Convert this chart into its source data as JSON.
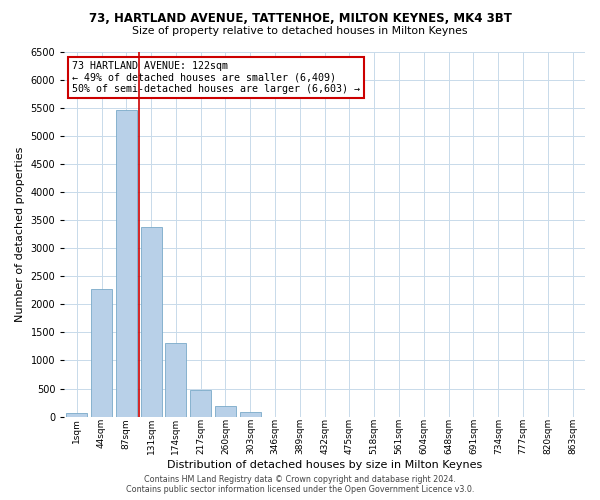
{
  "title_line1": "73, HARTLAND AVENUE, TATTENHOE, MILTON KEYNES, MK4 3BT",
  "title_line2": "Size of property relative to detached houses in Milton Keynes",
  "xlabel": "Distribution of detached houses by size in Milton Keynes",
  "ylabel": "Number of detached properties",
  "bar_labels": [
    "1sqm",
    "44sqm",
    "87sqm",
    "131sqm",
    "174sqm",
    "217sqm",
    "260sqm",
    "303sqm",
    "346sqm",
    "389sqm",
    "432sqm",
    "475sqm",
    "518sqm",
    "561sqm",
    "604sqm",
    "648sqm",
    "691sqm",
    "734sqm",
    "777sqm",
    "820sqm",
    "863sqm"
  ],
  "bar_values": [
    60,
    2280,
    5450,
    3380,
    1310,
    480,
    185,
    85,
    0,
    0,
    0,
    0,
    0,
    0,
    0,
    0,
    0,
    0,
    0,
    0,
    0
  ],
  "bar_color": "#b8d0e8",
  "bar_edge_color": "#7aaac8",
  "vline_x_idx": 2.5,
  "vline_color": "#cc0000",
  "annotation_title": "73 HARTLAND AVENUE: 122sqm",
  "annotation_line2": "← 49% of detached houses are smaller (6,409)",
  "annotation_line3": "50% of semi-detached houses are larger (6,603) →",
  "annotation_box_edge": "#cc0000",
  "ylim": [
    0,
    6500
  ],
  "yticks": [
    0,
    500,
    1000,
    1500,
    2000,
    2500,
    3000,
    3500,
    4000,
    4500,
    5000,
    5500,
    6000,
    6500
  ],
  "footer_line1": "Contains HM Land Registry data © Crown copyright and database right 2024.",
  "footer_line2": "Contains public sector information licensed under the Open Government Licence v3.0.",
  "bg_color": "#ffffff",
  "grid_color": "#c8daea"
}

****************

→ **JOB**
Each entry shown above must be quoted exactly, with its pictures left out.

→ **COMPLETE RESPONSE**
Convert this chart into its source data as JSON.
{
  "title_line1": "73, HARTLAND AVENUE, TATTENHOE, MILTON KEYNES, MK4 3BT",
  "title_line2": "Size of property relative to detached houses in Milton Keynes",
  "xlabel": "Distribution of detached houses by size in Milton Keynes",
  "ylabel": "Number of detached properties",
  "bar_labels": [
    "1sqm",
    "44sqm",
    "87sqm",
    "131sqm",
    "174sqm",
    "217sqm",
    "260sqm",
    "303sqm",
    "346sqm",
    "389sqm",
    "432sqm",
    "475sqm",
    "518sqm",
    "561sqm",
    "604sqm",
    "648sqm",
    "691sqm",
    "734sqm",
    "777sqm",
    "820sqm",
    "863sqm"
  ],
  "bar_values": [
    60,
    2280,
    5450,
    3380,
    1310,
    480,
    185,
    85,
    0,
    0,
    0,
    0,
    0,
    0,
    0,
    0,
    0,
    0,
    0,
    0,
    0
  ],
  "bar_color": "#b8d0e8",
  "bar_edge_color": "#7aaac8",
  "vline_x_idx": 2.5,
  "vline_color": "#cc0000",
  "annotation_title": "73 HARTLAND AVENUE: 122sqm",
  "annotation_line2": "← 49% of detached houses are smaller (6,409)",
  "annotation_line3": "50% of semi-detached houses are larger (6,603) →",
  "annotation_box_edge": "#cc0000",
  "ylim": [
    0,
    6500
  ],
  "yticks": [
    0,
    500,
    1000,
    1500,
    2000,
    2500,
    3000,
    3500,
    4000,
    4500,
    5000,
    5500,
    6000,
    6500
  ],
  "footer_line1": "Contains HM Land Registry data © Crown copyright and database right 2024.",
  "footer_line2": "Contains public sector information licensed under the Open Government Licence v3.0.",
  "bg_color": "#ffffff",
  "grid_color": "#c8daea"
}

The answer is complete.